Entries provided:
:::::

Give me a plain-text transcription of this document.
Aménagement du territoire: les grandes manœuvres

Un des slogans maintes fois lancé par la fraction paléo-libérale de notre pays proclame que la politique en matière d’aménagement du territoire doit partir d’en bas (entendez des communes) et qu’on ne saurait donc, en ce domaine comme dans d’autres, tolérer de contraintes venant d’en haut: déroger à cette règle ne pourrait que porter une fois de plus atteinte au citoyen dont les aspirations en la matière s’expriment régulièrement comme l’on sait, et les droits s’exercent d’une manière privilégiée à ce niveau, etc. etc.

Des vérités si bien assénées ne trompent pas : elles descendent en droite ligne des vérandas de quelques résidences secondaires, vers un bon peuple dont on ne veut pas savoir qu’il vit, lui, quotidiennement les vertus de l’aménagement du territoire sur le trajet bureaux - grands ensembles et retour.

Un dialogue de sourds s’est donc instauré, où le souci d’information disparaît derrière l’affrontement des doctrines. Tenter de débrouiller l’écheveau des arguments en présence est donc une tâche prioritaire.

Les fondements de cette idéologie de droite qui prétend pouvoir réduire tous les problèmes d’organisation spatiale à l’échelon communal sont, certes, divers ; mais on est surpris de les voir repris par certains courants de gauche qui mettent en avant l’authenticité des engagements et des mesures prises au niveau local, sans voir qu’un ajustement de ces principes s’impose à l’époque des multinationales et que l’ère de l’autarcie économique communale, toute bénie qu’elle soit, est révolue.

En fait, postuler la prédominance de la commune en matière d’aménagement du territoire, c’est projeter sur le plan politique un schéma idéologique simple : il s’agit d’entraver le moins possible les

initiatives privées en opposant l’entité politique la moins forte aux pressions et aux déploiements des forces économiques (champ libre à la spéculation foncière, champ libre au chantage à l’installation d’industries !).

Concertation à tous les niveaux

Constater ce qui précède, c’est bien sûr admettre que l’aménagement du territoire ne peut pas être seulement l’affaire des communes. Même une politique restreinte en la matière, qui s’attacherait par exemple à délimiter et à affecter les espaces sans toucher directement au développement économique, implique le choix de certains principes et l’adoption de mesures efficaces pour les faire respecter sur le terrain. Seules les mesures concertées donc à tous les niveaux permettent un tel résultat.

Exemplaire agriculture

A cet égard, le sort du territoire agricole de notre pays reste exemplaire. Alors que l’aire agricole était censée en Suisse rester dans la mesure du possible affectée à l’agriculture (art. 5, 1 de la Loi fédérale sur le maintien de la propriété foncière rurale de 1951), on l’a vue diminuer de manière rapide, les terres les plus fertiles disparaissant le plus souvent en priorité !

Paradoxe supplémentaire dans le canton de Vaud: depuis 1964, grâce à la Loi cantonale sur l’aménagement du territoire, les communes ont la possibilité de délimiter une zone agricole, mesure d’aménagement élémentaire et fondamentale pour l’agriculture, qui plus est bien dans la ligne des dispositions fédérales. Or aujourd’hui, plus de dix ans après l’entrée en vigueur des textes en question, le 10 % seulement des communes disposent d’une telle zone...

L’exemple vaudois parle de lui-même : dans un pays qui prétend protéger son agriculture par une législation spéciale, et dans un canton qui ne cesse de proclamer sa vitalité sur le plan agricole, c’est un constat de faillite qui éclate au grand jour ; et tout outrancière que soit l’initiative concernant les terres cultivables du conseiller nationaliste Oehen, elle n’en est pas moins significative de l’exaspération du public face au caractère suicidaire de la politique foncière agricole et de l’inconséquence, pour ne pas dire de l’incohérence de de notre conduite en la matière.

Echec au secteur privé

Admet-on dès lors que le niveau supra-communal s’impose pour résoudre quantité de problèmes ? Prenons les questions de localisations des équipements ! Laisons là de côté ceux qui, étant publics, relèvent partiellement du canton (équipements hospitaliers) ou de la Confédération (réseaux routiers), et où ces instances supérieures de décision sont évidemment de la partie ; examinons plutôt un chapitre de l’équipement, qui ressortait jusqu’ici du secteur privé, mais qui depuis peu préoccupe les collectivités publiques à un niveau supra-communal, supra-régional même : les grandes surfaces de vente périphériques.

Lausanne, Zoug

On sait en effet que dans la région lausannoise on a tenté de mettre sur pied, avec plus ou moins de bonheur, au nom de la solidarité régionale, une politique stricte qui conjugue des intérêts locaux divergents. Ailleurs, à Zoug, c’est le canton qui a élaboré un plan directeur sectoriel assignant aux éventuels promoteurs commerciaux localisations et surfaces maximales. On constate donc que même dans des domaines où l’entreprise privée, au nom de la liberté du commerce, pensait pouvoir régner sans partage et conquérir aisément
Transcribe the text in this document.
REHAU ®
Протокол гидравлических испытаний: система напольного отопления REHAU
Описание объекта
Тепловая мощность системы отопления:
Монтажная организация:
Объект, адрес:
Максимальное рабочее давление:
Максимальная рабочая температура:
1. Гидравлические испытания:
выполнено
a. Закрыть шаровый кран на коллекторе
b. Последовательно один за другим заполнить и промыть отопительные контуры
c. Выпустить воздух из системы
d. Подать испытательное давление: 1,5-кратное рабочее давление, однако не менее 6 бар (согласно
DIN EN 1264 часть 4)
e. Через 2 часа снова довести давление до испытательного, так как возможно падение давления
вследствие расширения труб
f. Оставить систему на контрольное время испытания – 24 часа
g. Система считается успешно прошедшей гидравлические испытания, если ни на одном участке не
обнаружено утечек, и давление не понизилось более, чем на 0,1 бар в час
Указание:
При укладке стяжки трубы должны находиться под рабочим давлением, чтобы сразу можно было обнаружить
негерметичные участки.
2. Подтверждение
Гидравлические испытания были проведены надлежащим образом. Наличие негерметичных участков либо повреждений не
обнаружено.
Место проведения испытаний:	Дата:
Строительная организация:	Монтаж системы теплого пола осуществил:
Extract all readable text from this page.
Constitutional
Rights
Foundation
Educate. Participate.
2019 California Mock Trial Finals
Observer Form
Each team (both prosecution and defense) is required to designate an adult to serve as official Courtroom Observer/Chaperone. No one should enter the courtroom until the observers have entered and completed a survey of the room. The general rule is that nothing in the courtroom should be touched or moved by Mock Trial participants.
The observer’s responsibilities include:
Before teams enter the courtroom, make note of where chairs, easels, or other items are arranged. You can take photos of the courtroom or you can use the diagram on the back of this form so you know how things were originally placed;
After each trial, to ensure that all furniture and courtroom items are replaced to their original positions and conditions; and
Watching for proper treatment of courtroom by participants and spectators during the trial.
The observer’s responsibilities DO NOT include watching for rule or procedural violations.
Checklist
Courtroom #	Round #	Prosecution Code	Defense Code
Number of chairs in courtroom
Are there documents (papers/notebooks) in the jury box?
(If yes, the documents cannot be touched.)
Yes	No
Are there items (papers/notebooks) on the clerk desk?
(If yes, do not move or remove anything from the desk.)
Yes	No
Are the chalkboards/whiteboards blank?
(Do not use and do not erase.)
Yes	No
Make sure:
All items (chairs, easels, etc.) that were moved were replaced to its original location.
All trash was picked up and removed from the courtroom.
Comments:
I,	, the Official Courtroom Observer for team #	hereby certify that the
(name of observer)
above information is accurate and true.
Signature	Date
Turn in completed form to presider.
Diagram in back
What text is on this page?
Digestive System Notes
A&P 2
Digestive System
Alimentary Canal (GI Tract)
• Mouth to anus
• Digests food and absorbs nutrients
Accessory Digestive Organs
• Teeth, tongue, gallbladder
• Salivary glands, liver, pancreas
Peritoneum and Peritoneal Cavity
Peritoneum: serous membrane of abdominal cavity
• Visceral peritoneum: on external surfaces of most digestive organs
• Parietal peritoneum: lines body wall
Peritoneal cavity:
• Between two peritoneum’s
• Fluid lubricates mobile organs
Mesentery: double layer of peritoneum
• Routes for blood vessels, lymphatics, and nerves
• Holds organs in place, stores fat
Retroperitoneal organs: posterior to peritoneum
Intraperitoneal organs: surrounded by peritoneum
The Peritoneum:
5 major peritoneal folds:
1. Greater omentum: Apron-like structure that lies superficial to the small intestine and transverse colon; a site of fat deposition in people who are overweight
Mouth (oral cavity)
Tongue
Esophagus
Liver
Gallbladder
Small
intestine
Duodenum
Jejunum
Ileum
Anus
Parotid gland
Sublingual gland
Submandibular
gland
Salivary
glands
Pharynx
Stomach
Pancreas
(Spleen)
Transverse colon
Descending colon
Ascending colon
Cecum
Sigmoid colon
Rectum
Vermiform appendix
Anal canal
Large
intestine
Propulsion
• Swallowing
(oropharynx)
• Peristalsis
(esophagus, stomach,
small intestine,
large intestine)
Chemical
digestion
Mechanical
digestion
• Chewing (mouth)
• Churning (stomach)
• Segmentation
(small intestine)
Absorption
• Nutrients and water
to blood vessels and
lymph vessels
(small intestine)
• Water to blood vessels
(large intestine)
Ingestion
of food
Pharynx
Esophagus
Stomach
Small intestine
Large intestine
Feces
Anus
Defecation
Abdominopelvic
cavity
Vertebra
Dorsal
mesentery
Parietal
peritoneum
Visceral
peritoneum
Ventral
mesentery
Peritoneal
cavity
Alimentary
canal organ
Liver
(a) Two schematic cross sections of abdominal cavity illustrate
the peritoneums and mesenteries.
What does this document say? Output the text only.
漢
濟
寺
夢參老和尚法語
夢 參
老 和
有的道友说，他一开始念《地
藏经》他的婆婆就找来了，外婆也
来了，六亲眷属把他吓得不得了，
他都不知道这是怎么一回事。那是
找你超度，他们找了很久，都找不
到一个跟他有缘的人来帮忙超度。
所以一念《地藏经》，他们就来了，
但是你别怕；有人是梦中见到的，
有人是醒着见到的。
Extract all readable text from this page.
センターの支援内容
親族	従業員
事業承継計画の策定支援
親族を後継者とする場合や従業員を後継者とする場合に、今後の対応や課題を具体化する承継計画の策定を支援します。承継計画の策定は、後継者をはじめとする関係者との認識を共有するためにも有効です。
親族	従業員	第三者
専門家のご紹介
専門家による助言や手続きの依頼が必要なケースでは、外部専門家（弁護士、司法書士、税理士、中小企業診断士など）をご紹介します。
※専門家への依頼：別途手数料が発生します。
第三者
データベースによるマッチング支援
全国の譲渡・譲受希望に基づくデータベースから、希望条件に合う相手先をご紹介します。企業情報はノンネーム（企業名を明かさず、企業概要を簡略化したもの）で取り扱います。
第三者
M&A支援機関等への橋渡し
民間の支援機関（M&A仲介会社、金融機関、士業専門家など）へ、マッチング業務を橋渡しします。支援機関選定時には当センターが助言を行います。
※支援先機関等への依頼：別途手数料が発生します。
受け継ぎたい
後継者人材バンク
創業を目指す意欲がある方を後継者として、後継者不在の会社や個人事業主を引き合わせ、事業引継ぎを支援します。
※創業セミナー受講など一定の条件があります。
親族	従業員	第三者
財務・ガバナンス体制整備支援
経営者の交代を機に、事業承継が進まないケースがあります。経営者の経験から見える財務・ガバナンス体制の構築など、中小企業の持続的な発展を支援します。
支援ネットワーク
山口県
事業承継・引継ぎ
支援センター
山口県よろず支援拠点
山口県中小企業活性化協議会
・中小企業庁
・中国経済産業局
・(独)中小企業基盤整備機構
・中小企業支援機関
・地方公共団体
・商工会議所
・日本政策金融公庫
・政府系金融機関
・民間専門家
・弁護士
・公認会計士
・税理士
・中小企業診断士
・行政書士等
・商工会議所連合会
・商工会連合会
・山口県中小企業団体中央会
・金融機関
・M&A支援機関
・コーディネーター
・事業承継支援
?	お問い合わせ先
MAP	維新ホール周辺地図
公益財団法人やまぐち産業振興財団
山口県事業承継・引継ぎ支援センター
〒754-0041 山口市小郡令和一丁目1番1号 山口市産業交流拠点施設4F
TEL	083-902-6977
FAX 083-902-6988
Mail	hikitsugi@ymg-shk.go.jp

:::::

All lines from the one containing "What does this" through the end of the records, both ends included, are to be quoted exactly; please add nothing else.

What does this document say? Output the text only.
漢
濟
寺
夢參老和尚法語
夢 參
老 和
有的道友说，他一开始念《地
藏经》他的婆婆就找来了，外婆也
来了，六亲眷属把他吓得不得了，
他都不知道这是怎么一回事。那是
找你超度，他们找了很久，都找不
到一个跟他有缘的人来帮忙超度。
所以一念《地藏经》，他们就来了，
但是你别怕；有人是梦中见到的，
有人是醒着见到的。
Extract all readable text from this page.
センターの支援内容
親族	従業員
事業承継計画の策定支援
親族を後継者とする場合や従業員を後継者とする場合に、今後の対応や課題を具体化する承継計画の策定を支援します。承継計画の策定は、後継者をはじめとする関係者との認識を共有するためにも有効です。
親族	従業員	第三者
専門家のご紹介
専門家による助言や手続きの依頼が必要なケースでは、外部専門家（弁護士、司法書士、税理士、中小企業診断士など）をご紹介します。
※専門家への依頼：別途手数料が発生します。
第三者
データベースによるマッチング支援
全国の譲渡・譲受希望に基づくデータベースから、希望条件に合う相手先をご紹介します。企業情報はノンネーム（企業名を明かさず、企業概要を簡略化したもの）で取り扱います。
第三者
M&A支援機関等への橋渡し
民間の支援機関（M&A仲介会社、金融機関、士業専門家など）へ、マッチング業務を橋渡しします。支援機関選定時には当センターが助言を行います。
※支援先機関等への依頼：別途手数料が発生します。
受け継ぎたい
後継者人材バンク
創業を目指す意欲がある方を後継者として、後継者不在の会社や個人事業主を引き合わせ、事業引継ぎを支援します。
※創業セミナー受講など一定の条件があります。
親族	従業員	第三者
財務・ガバナンス体制整備支援
経営者の交代を機に、事業承継が進まないケースがあります。経営者の経験から見える財務・ガバナンス体制の構築など、中小企業の持続的な発展を支援します。
支援ネットワーク
山口県
事業承継・引継ぎ
支援センター
山口県よろず支援拠点
山口県中小企業活性化協議会
・中小企業庁
・中国経済産業局
・(独)中小企業基盤整備機構
・中小企業支援機関
・地方公共団体
・商工会議所
・日本政策金融公庫
・政府系金融機関
・民間専門家
・弁護士
・公認会計士
・税理士
・中小企業診断士
・行政書士等
・商工会議所連合会
・商工会連合会
・山口県中小企業団体中央会
・金融機関
・M&A支援機関
・コーディネーター
・事業承継支援
?	お問い合わせ先
MAP	維新ホール周辺地図
公益財団法人やまぐち産業振興財団
山口県事業承継・引継ぎ支援センター
〒754-0041 山口市小郡令和一丁目1番1号 山口市産業交流拠点施設4F
TEL	083-902-6977
FAX 083-902-6988
Mail	hikitsugi@ymg-shk.go.jp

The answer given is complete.